TASK REQUIREMENTS
Pull out every line in the data that has the string "Output" in it.
-- start --
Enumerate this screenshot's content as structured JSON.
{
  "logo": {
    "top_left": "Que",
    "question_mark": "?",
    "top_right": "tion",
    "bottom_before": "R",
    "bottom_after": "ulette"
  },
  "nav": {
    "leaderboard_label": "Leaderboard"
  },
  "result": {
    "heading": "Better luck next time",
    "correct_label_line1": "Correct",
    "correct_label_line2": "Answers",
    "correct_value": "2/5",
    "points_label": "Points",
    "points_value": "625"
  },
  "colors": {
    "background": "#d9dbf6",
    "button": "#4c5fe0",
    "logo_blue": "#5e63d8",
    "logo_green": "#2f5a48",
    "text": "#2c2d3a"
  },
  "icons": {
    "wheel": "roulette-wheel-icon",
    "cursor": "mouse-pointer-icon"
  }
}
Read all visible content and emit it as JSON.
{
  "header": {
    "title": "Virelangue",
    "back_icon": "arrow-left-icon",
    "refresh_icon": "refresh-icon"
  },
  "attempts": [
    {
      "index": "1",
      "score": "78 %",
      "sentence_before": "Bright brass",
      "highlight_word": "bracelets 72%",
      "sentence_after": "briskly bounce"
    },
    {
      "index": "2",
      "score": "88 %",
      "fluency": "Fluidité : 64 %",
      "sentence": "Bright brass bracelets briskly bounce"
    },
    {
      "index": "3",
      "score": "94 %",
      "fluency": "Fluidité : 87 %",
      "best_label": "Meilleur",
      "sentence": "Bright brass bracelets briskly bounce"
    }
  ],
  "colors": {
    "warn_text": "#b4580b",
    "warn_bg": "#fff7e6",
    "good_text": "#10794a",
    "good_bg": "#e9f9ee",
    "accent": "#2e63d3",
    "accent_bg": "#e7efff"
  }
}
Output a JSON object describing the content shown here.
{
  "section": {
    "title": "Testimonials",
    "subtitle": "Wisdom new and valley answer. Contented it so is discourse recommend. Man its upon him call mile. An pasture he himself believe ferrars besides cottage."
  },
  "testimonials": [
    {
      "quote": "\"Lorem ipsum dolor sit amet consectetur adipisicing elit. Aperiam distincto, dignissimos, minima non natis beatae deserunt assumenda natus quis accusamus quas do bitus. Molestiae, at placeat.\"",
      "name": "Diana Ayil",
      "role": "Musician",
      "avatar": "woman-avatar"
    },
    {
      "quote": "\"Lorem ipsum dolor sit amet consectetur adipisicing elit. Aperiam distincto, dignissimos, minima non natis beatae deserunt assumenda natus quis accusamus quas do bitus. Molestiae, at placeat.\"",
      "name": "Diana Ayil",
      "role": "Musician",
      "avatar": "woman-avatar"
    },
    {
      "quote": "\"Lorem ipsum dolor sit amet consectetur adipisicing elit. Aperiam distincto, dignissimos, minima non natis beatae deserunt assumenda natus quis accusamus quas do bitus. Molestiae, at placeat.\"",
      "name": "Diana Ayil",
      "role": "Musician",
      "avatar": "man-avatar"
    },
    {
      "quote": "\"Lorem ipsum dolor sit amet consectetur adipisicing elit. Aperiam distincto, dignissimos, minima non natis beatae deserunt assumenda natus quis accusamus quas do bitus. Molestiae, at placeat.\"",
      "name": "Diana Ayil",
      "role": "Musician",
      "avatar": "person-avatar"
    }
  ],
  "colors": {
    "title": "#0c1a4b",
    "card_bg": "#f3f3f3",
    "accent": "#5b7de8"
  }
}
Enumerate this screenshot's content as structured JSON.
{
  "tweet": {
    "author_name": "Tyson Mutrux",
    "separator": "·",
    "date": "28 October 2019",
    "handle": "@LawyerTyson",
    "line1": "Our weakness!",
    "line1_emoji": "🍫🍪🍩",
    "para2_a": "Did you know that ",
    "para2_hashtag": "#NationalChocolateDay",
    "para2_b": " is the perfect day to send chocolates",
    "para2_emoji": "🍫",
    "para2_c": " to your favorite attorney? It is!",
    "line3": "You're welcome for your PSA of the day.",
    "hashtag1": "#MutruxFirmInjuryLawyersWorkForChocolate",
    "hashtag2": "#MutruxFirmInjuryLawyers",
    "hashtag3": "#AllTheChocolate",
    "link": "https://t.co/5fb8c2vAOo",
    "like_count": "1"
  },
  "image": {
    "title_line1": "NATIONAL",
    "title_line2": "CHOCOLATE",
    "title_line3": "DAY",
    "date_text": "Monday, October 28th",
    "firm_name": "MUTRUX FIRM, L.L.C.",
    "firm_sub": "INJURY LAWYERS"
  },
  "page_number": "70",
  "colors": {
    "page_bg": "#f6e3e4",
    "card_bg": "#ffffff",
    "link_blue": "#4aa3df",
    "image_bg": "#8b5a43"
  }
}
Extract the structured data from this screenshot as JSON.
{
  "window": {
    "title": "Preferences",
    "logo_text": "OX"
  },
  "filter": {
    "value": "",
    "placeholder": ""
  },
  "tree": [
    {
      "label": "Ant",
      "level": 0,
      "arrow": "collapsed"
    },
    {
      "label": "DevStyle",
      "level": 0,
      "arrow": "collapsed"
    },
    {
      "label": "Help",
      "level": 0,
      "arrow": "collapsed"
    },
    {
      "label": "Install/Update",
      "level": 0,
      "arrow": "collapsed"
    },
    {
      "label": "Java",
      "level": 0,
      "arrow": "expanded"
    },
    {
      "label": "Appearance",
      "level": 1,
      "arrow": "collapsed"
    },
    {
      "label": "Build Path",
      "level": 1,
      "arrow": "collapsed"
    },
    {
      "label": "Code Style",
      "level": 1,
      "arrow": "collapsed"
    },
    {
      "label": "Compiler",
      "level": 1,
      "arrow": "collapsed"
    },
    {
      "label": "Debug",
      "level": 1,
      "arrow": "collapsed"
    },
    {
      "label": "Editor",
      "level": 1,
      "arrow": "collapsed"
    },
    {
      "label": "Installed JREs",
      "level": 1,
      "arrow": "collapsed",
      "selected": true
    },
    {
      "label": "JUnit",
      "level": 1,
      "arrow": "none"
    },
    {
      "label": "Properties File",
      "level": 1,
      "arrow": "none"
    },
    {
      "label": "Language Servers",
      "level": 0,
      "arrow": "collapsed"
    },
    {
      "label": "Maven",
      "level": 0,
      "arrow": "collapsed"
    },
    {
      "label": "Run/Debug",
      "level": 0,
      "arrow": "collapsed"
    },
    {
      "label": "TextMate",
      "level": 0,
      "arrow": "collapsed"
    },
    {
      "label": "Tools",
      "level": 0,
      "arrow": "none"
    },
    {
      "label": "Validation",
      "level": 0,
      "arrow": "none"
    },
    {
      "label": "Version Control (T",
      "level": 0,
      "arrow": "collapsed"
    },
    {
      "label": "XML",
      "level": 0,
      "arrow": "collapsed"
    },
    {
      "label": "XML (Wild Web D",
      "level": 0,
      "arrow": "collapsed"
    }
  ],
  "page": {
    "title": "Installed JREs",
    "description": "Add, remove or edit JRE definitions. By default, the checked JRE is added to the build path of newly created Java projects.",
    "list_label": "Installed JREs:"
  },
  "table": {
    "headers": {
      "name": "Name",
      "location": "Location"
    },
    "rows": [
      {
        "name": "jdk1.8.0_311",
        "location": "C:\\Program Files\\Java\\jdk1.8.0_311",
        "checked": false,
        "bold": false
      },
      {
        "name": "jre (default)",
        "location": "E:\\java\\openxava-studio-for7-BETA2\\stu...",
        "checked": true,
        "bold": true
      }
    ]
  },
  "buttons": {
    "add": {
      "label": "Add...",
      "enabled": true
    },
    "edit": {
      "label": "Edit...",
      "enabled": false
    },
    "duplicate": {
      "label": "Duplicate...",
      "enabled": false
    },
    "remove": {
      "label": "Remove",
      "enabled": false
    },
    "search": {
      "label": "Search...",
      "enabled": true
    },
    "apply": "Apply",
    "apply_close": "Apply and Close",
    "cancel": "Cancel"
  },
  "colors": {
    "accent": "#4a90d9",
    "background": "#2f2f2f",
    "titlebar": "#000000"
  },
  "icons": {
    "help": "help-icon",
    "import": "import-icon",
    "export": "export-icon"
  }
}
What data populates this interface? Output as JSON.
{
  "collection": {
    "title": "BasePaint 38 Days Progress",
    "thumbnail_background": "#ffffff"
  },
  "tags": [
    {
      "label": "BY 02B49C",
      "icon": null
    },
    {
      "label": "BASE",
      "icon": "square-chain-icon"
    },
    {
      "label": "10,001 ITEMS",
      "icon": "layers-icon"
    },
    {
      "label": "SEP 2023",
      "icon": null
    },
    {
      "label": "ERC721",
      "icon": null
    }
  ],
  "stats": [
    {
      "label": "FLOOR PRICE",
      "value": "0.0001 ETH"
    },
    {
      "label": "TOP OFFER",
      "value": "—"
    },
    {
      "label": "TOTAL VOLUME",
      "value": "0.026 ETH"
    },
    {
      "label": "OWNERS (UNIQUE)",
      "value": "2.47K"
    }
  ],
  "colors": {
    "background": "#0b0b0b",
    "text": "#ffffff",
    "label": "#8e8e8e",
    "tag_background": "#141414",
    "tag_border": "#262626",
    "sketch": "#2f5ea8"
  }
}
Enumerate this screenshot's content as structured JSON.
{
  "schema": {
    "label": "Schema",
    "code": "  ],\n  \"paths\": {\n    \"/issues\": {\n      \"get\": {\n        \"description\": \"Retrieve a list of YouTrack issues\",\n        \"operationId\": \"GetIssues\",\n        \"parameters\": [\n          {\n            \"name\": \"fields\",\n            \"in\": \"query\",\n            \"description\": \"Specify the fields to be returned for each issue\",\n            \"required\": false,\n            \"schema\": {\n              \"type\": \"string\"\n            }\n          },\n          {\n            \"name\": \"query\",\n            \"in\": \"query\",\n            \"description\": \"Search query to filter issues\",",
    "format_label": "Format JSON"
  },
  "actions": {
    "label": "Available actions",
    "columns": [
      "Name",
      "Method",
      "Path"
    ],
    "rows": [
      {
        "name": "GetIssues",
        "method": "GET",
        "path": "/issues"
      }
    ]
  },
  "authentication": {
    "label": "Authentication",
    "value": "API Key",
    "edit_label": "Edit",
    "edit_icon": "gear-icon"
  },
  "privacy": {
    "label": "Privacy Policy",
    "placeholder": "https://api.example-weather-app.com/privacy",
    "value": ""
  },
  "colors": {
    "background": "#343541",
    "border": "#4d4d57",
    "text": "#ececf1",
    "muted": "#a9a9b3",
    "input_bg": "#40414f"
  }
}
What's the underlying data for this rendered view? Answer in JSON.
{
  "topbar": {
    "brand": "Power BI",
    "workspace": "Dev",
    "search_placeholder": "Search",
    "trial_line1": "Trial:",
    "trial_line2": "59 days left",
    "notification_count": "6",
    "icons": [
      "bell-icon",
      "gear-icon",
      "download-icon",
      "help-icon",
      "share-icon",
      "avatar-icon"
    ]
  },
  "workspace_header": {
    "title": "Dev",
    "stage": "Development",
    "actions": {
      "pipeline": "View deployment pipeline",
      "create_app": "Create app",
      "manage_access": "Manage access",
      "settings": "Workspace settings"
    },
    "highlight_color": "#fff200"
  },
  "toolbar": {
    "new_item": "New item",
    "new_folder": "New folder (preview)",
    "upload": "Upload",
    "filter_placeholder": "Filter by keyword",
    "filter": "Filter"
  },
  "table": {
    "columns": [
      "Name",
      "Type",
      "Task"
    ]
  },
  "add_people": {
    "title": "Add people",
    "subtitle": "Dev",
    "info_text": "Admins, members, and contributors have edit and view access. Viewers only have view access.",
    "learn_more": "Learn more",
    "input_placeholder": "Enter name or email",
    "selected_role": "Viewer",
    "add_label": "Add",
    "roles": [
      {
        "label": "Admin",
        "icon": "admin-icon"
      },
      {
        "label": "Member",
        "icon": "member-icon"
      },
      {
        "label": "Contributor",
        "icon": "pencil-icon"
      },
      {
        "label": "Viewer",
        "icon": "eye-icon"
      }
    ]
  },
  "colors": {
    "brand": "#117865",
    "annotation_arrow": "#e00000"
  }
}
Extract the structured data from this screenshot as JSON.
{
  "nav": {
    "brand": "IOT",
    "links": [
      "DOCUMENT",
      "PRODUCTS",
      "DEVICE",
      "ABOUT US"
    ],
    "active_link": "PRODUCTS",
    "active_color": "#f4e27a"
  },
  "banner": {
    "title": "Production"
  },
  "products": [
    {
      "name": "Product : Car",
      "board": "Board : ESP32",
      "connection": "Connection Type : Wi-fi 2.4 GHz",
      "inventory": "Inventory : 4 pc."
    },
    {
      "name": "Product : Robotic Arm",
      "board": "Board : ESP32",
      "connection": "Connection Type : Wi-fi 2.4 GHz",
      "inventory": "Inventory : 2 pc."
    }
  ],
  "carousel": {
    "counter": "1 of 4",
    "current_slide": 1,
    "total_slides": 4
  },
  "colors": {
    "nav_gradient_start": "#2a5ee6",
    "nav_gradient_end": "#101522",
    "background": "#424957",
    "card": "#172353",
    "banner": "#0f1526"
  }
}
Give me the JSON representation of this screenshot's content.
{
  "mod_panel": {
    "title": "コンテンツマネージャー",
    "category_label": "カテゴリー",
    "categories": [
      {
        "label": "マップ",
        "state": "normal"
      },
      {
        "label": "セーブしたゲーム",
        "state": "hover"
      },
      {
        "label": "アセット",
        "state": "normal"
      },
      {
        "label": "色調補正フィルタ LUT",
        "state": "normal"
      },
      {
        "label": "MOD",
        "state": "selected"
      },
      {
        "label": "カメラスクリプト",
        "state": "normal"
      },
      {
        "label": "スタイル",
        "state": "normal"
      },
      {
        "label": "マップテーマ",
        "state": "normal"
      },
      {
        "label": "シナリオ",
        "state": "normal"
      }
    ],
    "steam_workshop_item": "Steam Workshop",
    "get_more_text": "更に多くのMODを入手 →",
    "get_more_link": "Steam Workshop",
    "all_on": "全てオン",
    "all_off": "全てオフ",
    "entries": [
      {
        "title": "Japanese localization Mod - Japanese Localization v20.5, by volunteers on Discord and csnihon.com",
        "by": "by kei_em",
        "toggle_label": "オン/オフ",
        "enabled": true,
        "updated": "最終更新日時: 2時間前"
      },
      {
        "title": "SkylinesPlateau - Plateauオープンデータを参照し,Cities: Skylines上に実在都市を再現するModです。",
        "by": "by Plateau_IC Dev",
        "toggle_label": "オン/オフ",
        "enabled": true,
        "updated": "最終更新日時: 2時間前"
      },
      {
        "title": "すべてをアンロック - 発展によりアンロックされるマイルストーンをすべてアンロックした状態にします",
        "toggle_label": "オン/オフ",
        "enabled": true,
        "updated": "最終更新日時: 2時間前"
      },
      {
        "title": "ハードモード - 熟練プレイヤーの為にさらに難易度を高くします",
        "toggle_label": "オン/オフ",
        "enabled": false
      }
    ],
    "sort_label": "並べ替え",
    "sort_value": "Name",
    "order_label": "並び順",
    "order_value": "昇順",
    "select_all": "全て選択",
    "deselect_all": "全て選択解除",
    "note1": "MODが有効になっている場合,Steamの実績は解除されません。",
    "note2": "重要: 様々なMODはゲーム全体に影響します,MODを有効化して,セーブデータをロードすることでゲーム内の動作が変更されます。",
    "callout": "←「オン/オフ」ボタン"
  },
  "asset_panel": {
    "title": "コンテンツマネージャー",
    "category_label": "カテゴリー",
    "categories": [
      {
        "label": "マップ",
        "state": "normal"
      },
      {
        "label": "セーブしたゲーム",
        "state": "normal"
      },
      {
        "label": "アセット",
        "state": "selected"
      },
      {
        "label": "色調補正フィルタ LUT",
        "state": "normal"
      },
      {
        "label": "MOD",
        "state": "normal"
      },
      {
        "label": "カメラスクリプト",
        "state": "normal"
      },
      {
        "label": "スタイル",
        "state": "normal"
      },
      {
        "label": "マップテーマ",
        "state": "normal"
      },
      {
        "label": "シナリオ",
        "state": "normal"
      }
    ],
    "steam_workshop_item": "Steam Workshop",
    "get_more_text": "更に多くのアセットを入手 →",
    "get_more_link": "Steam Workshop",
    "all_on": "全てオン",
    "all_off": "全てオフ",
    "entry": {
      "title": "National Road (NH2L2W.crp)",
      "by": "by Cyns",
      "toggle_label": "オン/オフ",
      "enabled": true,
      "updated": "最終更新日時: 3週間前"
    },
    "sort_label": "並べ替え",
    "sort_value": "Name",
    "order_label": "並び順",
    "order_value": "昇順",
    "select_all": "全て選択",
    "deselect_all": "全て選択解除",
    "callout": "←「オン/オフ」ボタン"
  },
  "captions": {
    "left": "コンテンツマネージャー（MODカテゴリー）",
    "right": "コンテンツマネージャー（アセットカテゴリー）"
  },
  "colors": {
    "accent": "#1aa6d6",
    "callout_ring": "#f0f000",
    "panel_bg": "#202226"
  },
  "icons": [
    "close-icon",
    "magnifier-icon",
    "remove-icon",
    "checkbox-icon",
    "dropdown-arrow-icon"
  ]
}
-- end --
ANSWER FOR THE TASK
Output a JSON object describing the content shown here.
What data populates this interface? Output as JSON.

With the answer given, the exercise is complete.